Start Given information

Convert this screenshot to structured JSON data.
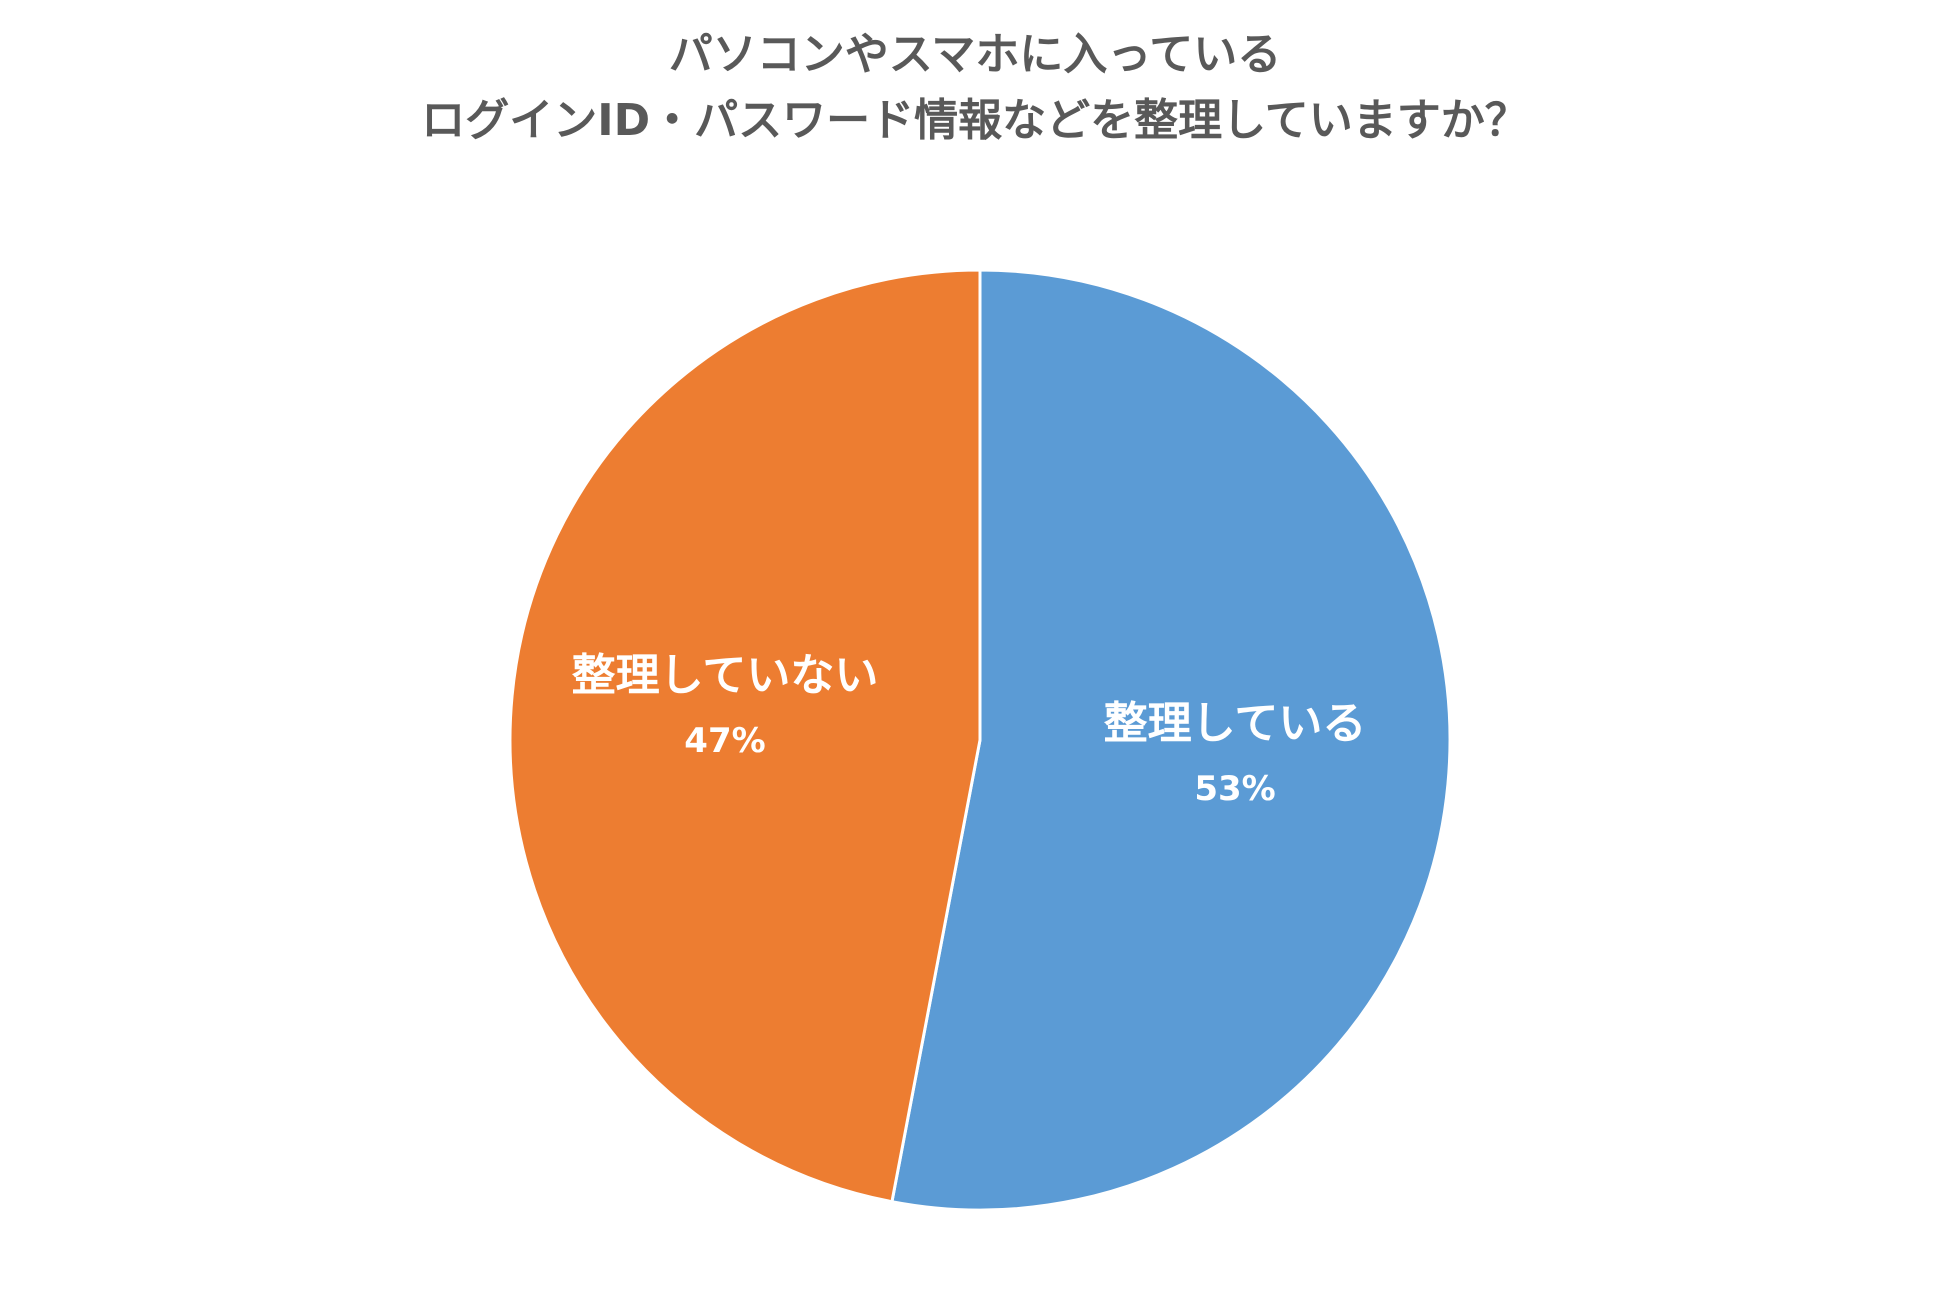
{
  "chart_data": {
    "type": "pie",
    "title_lines": [
      "パソコンやスマホに入っている",
      "ログインID・パスワード情報などを整理していますか？"
    ],
    "start_angle_deg": 0,
    "direction": "clockwise",
    "slices": [
      {
        "label": "整理している",
        "value": 53,
        "value_label": "53%",
        "color": "#5B9BD5"
      },
      {
        "label": "整理していない",
        "value": 47,
        "value_label": "47%",
        "color": "#ED7D31"
      }
    ],
    "legend": "none",
    "data_labels": "inside"
  }
}
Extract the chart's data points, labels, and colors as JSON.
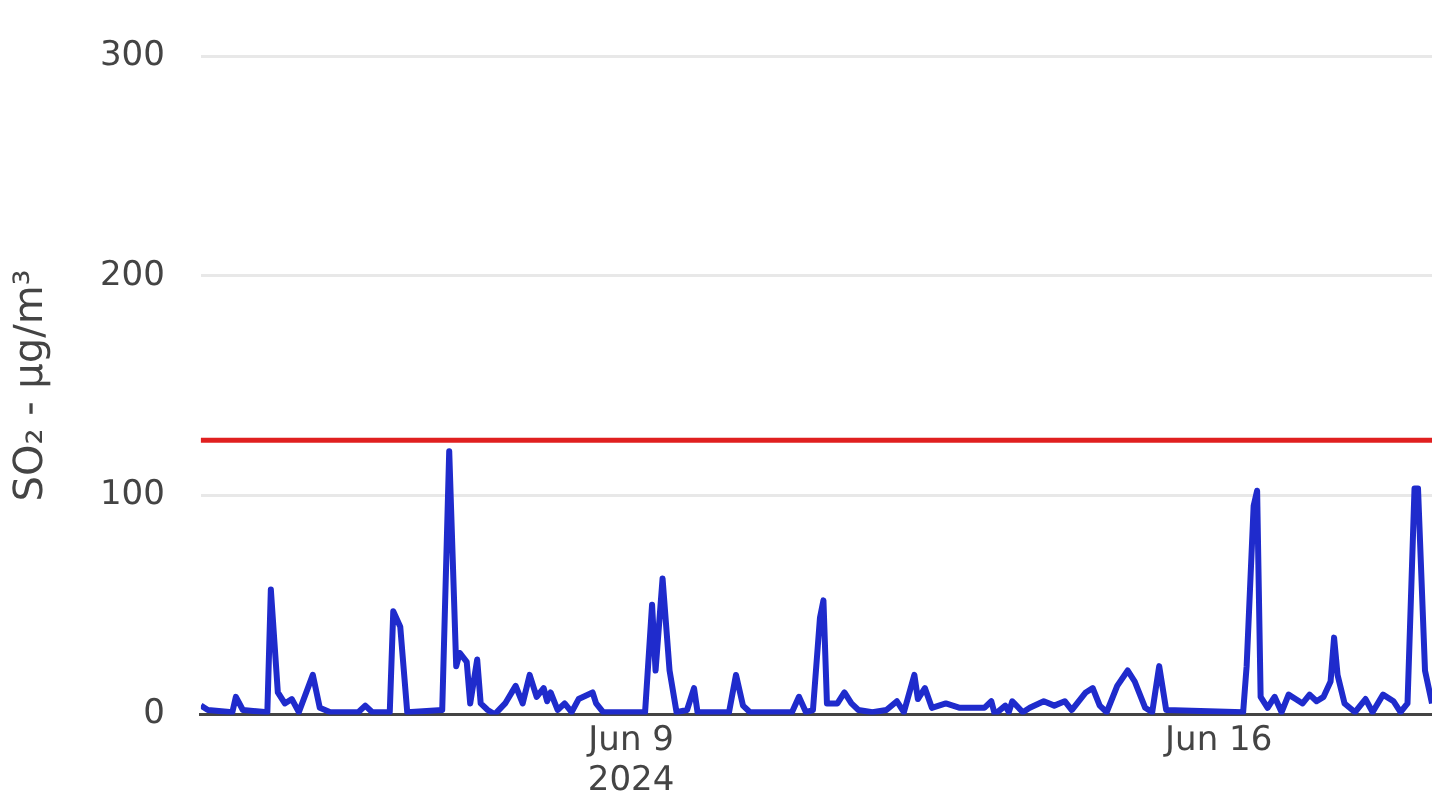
{
  "chart_data": {
    "type": "line",
    "ylabel": "SO₂ - μg/m³",
    "x": [
      "2024-06-03T21:00",
      "2024-06-03T23:00",
      "2024-06-04T06:00",
      "2024-06-04T07:00",
      "2024-06-04T09:00",
      "2024-06-04T16:00",
      "2024-06-04T17:00",
      "2024-06-04T19:00",
      "2024-06-04T21:00",
      "2024-06-04T23:00",
      "2024-06-05T01:00",
      "2024-06-05T05:00",
      "2024-06-05T07:00",
      "2024-06-05T10:00",
      "2024-06-05T18:00",
      "2024-06-05T20:00",
      "2024-06-05T22:00",
      "2024-06-06T03:00",
      "2024-06-06T04:00",
      "2024-06-06T06:00",
      "2024-06-06T08:00",
      "2024-06-06T18:00",
      "2024-06-06T20:00",
      "2024-06-06T22:00",
      "2024-06-06T23:00",
      "2024-06-07T01:00",
      "2024-06-07T02:00",
      "2024-06-07T04:00",
      "2024-06-07T05:00",
      "2024-06-07T07:00",
      "2024-06-07T09:00",
      "2024-06-07T12:00",
      "2024-06-07T15:00",
      "2024-06-07T17:00",
      "2024-06-07T19:00",
      "2024-06-07T21:00",
      "2024-06-07T23:00",
      "2024-06-08T00:00",
      "2024-06-08T01:00",
      "2024-06-08T03:00",
      "2024-06-08T05:00",
      "2024-06-08T07:00",
      "2024-06-08T09:00",
      "2024-06-08T13:00",
      "2024-06-08T14:00",
      "2024-06-08T16:00",
      "2024-06-09T04:00",
      "2024-06-09T06:00",
      "2024-06-09T07:00",
      "2024-06-09T09:00",
      "2024-06-09T11:00",
      "2024-06-09T13:00",
      "2024-06-09T16:00",
      "2024-06-09T18:00",
      "2024-06-09T19:00",
      "2024-06-10T04:00",
      "2024-06-10T06:00",
      "2024-06-10T08:00",
      "2024-06-10T10:00",
      "2024-06-10T22:00",
      "2024-06-11T00:00",
      "2024-06-11T02:00",
      "2024-06-11T04:00",
      "2024-06-11T06:00",
      "2024-06-11T07:00",
      "2024-06-11T08:00",
      "2024-06-11T11:00",
      "2024-06-11T13:00",
      "2024-06-11T15:00",
      "2024-06-11T17:00",
      "2024-06-11T21:00",
      "2024-06-12T01:00",
      "2024-06-12T04:00",
      "2024-06-12T06:00",
      "2024-06-12T09:00",
      "2024-06-12T10:00",
      "2024-06-12T12:00",
      "2024-06-12T14:00",
      "2024-06-12T18:00",
      "2024-06-12T22:00",
      "2024-06-13T05:00",
      "2024-06-13T07:00",
      "2024-06-13T08:00",
      "2024-06-13T11:00",
      "2024-06-13T12:00",
      "2024-06-13T13:00",
      "2024-06-13T16:00",
      "2024-06-13T18:00",
      "2024-06-13T22:00",
      "2024-06-14T01:00",
      "2024-06-14T04:00",
      "2024-06-14T06:00",
      "2024-06-14T10:00",
      "2024-06-14T12:00",
      "2024-06-14T14:00",
      "2024-06-14T16:00",
      "2024-06-14T19:00",
      "2024-06-14T22:00",
      "2024-06-15T00:00",
      "2024-06-15T03:00",
      "2024-06-15T05:00",
      "2024-06-15T07:00",
      "2024-06-15T09:00",
      "2024-06-16T07:00",
      "2024-06-16T08:00",
      "2024-06-16T10:00",
      "2024-06-16T11:00",
      "2024-06-16T12:00",
      "2024-06-16T14:00",
      "2024-06-16T16:00",
      "2024-06-16T18:00",
      "2024-06-16T20:00",
      "2024-06-16T22:00",
      "2024-06-17T00:00",
      "2024-06-17T02:00",
      "2024-06-17T04:00",
      "2024-06-17T06:00",
      "2024-06-17T08:00",
      "2024-06-17T09:00",
      "2024-06-17T10:00",
      "2024-06-17T12:00",
      "2024-06-17T15:00",
      "2024-06-17T17:00",
      "2024-06-17T18:00",
      "2024-06-17T20:00",
      "2024-06-17T23:00",
      "2024-06-18T02:00",
      "2024-06-18T04:00",
      "2024-06-18T06:00",
      "2024-06-18T08:00",
      "2024-06-18T09:00",
      "2024-06-18T11:00",
      "2024-06-18T13:00"
    ],
    "series": [
      {
        "color": "#1f2bcc",
        "values": [
          4,
          2,
          1,
          8,
          2,
          1,
          57,
          10,
          5,
          7,
          1,
          18,
          3,
          1,
          1,
          4,
          1,
          1,
          47,
          40,
          1,
          2,
          120,
          22,
          28,
          24,
          5,
          25,
          5,
          2,
          0,
          5,
          13,
          5,
          18,
          8,
          12,
          6,
          10,
          2,
          5,
          1,
          7,
          10,
          5,
          1,
          1,
          50,
          20,
          62,
          20,
          1,
          2,
          12,
          1,
          1,
          18,
          4,
          1,
          1,
          8,
          1,
          2,
          44,
          52,
          5,
          5,
          10,
          5,
          2,
          1,
          2,
          6,
          1,
          18,
          7,
          12,
          3,
          5,
          3,
          3,
          6,
          0,
          4,
          1,
          6,
          1,
          3,
          6,
          4,
          6,
          2,
          10,
          12,
          4,
          1,
          13,
          20,
          15,
          3,
          1,
          22,
          2,
          1,
          22,
          95,
          102,
          8,
          3,
          8,
          1,
          9,
          7,
          5,
          9,
          6,
          8,
          15,
          35,
          18,
          5,
          1,
          5,
          7,
          1,
          9,
          6,
          1,
          5,
          103,
          103,
          20,
          5
        ]
      }
    ],
    "xlim": [
      "2024-06-03T21:00",
      "2024-06-18T13:00"
    ],
    "xticks": [
      {
        "value": "2024-06-09",
        "label": "Jun 9\n2024"
      },
      {
        "value": "2024-06-16",
        "label": "Jun 16"
      }
    ],
    "ylim": [
      0,
      300
    ],
    "yticks": [
      0,
      100,
      200,
      300
    ],
    "ref_lines": [
      {
        "axis": "y",
        "value": 125,
        "color": "#e02020"
      }
    ],
    "grid": "y",
    "legend": false,
    "marker": "none",
    "line_style": "solid"
  }
}
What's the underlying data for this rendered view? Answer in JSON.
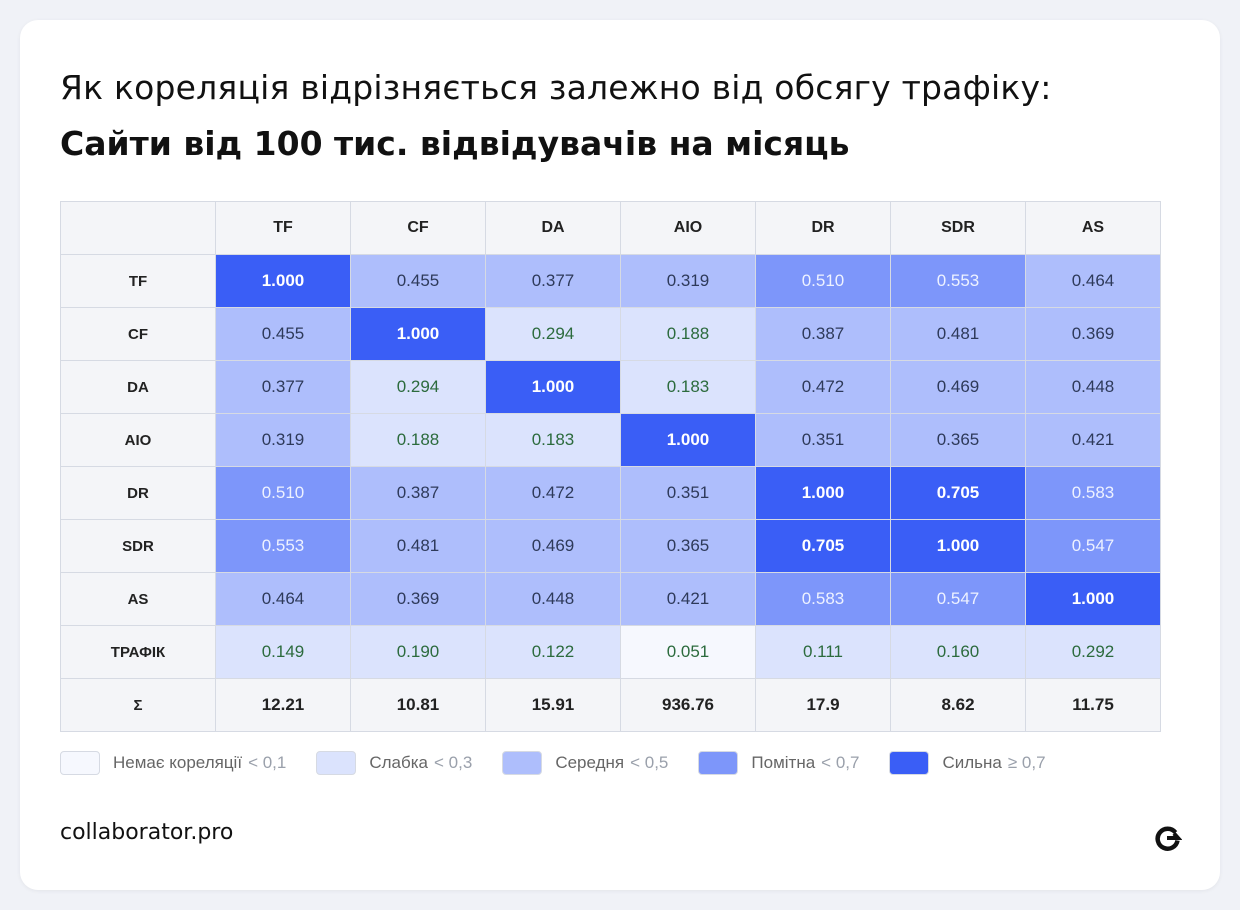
{
  "title": {
    "line1": "Як кореляція відрізняється залежно від обсягу трафіку:",
    "line2": "Сайти від 100 тис. відвідувачів на місяць"
  },
  "chart_data": {
    "type": "heatmap",
    "columns": [
      "TF",
      "CF",
      "DA",
      "AIO",
      "DR",
      "SDR",
      "AS"
    ],
    "rows": [
      "TF",
      "CF",
      "DA",
      "AIO",
      "DR",
      "SDR",
      "AS",
      "ТРАФІК"
    ],
    "values": [
      [
        "1.000",
        "0.455",
        "0.377",
        "0.319",
        "0.510",
        "0.553",
        "0.464"
      ],
      [
        "0.455",
        "1.000",
        "0.294",
        "0.188",
        "0.387",
        "0.481",
        "0.369"
      ],
      [
        "0.377",
        "0.294",
        "1.000",
        "0.183",
        "0.472",
        "0.469",
        "0.448"
      ],
      [
        "0.319",
        "0.188",
        "0.183",
        "1.000",
        "0.351",
        "0.365",
        "0.421"
      ],
      [
        "0.510",
        "0.387",
        "0.472",
        "0.351",
        "1.000",
        "0.705",
        "0.583"
      ],
      [
        "0.553",
        "0.481",
        "0.469",
        "0.365",
        "0.705",
        "1.000",
        "0.547"
      ],
      [
        "0.464",
        "0.369",
        "0.448",
        "0.421",
        "0.583",
        "0.547",
        "1.000"
      ],
      [
        "0.149",
        "0.190",
        "0.122",
        "0.051",
        "0.111",
        "0.160",
        "0.292"
      ]
    ],
    "sum_row": {
      "label": "Σ",
      "values": [
        "12.21",
        "10.81",
        "15.91",
        "936.76",
        "17.9",
        "8.62",
        "11.75"
      ]
    },
    "legend": [
      {
        "label": "Немає кореляції",
        "threshold": "< 0,1",
        "color": "#f6f8fe"
      },
      {
        "label": "Слабка",
        "threshold": "< 0,3",
        "color": "#dbe3fd"
      },
      {
        "label": "Середня",
        "threshold": "< 0,5",
        "color": "#aebefc"
      },
      {
        "label": "Помітна",
        "threshold": "< 0,7",
        "color": "#7d96fa"
      },
      {
        "label": "Сильна",
        "threshold": "≥ 0,7",
        "color": "#3a5ef6"
      }
    ]
  },
  "brand": "collaborator.pro",
  "logo_icon": "collaborator-logo-icon"
}
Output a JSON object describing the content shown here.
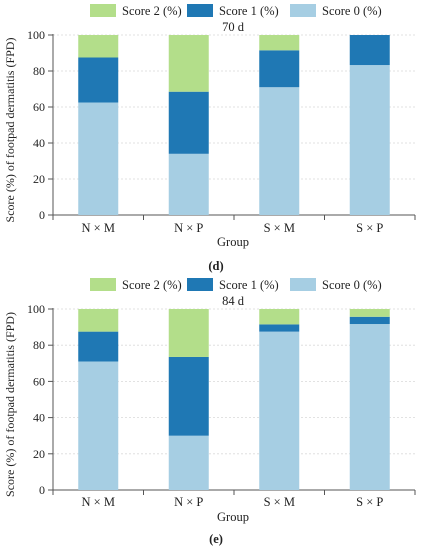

End Given information

Task directions: Scan the data for the word "JSON" and copy every line where it shows up.

Final result:
Convert this screenshot to structured JSON data.
Extract the chart's data points, labels, and colors as JSON.
What's the underlying data for this rendered view? Answer in JSON.
Output a JSON object describing the content shown here.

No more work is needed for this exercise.